___ Entries provided ___

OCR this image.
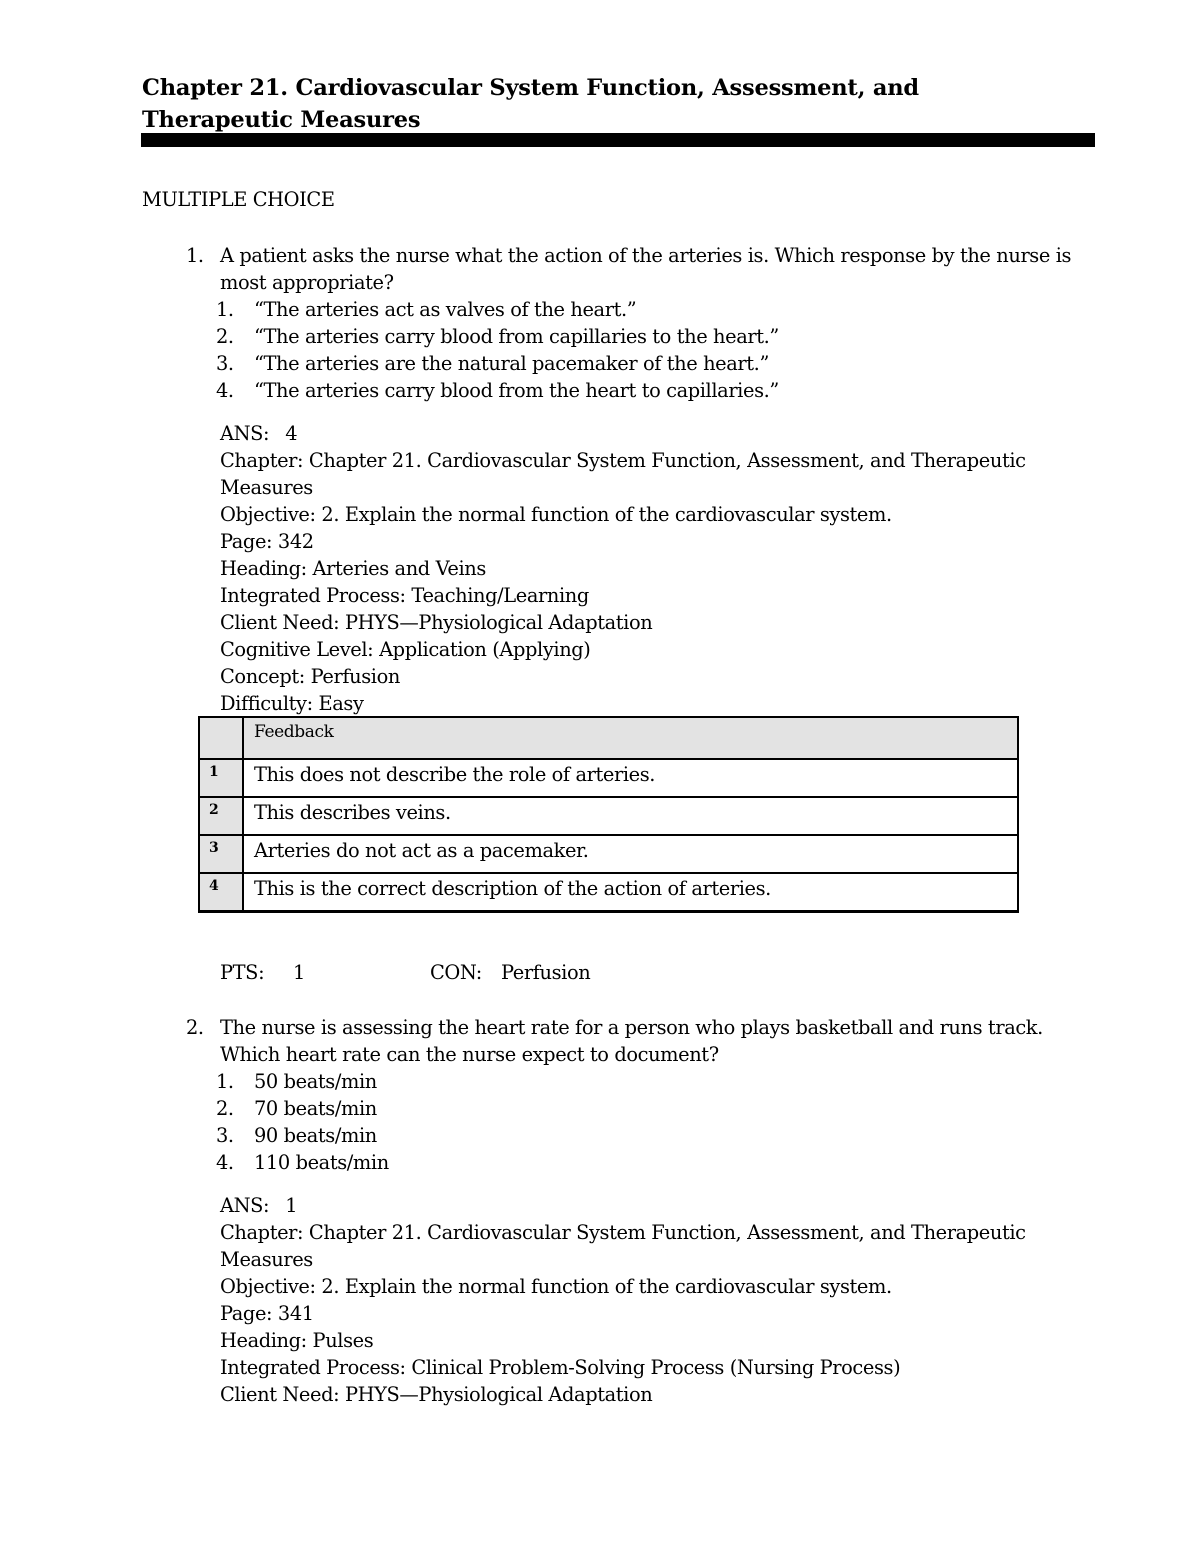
Chapter 21. Cardiovascular System Function, Assessment, and Therapeutic Measures
MULTIPLE CHOICE
1. A patient asks the nurse what the action of the arteries is. Which response by the nurse is most appropriate?
1. “The arteries act as valves of the heart.”
2. “The arteries carry blood from capillaries to the heart.”
3. “The arteries are the natural pacemaker of the heart.”
4. “The arteries carry blood from the heart to capillaries.”
ANS: 4
Chapter: Chapter 21. Cardiovascular System Function, Assessment, and Therapeutic Measures
Objective: 2. Explain the normal function of the cardiovascular system.
Page: 342
Heading: Arteries and Veins
Integrated Process: Teaching/Learning
Client Need: PHYS—Physiological Adaptation
Cognitive Level: Application (Applying)
Concept: Perfusion
Difficulty: Easy
	Feedback
1	This does not describe the role of arteries.
2	This describes veins.
3	Arteries do not act as a pacemaker.
4	This is the correct description of the action of arteries.
PTS: 1	CON: Perfusion
2. The nurse is assessing the heart rate for a person who plays basketball and runs track. Which heart rate can the nurse expect to document?
1. 50 beats/min
2. 70 beats/min
3. 90 beats/min
4. 110 beats/min
ANS: 1
Chapter: Chapter 21. Cardiovascular System Function, Assessment, and Therapeutic Measures
Objective: 2. Explain the normal function of the cardiovascular system.
Page: 341
Heading: Pulses
Integrated Process: Clinical Problem-Solving Process (Nursing Process)
Client Need: PHYS—Physiological Adaptation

___

#### Problem description
All records above are to be printed exactly, minus the pictures they contain.

#### Solution to the problem
OCR this image.
Chapter 21. Cardiovascular System Function, Assessment, and Therapeutic Measures
MULTIPLE CHOICE
1. A patient asks the nurse what the action of the arteries is. Which response by the nurse is most appropriate?
1. “The arteries act as valves of the heart.”
2. “The arteries carry blood from capillaries to the heart.”
3. “The arteries are the natural pacemaker of the heart.”
4. “The arteries carry blood from the heart to capillaries.”
ANS: 4
Chapter: Chapter 21. Cardiovascular System Function, Assessment, and Therapeutic Measures
Objective: 2. Explain the normal function of the cardiovascular system.
Page: 342
Heading: Arteries and Veins
Integrated Process: Teaching/Learning
Client Need: PHYS—Physiological Adaptation
Cognitive Level: Application (Applying)
Concept: Perfusion
Difficulty: Easy
	Feedback
1	This does not describe the role of arteries.
2	This describes veins.
3	Arteries do not act as a pacemaker.
4	This is the correct description of the action of arteries.
PTS: 1	CON: Perfusion
2. The nurse is assessing the heart rate for a person who plays basketball and runs track. Which heart rate can the nurse expect to document?
1. 50 beats/min
2. 70 beats/min
3. 90 beats/min
4. 110 beats/min
ANS: 1
Chapter: Chapter 21. Cardiovascular System Function, Assessment, and Therapeutic Measures
Objective: 2. Explain the normal function of the cardiovascular system.
Page: 341
Heading: Pulses
Integrated Process: Clinical Problem-Solving Process (Nursing Process)
Client Need: PHYS—Physiological Adaptation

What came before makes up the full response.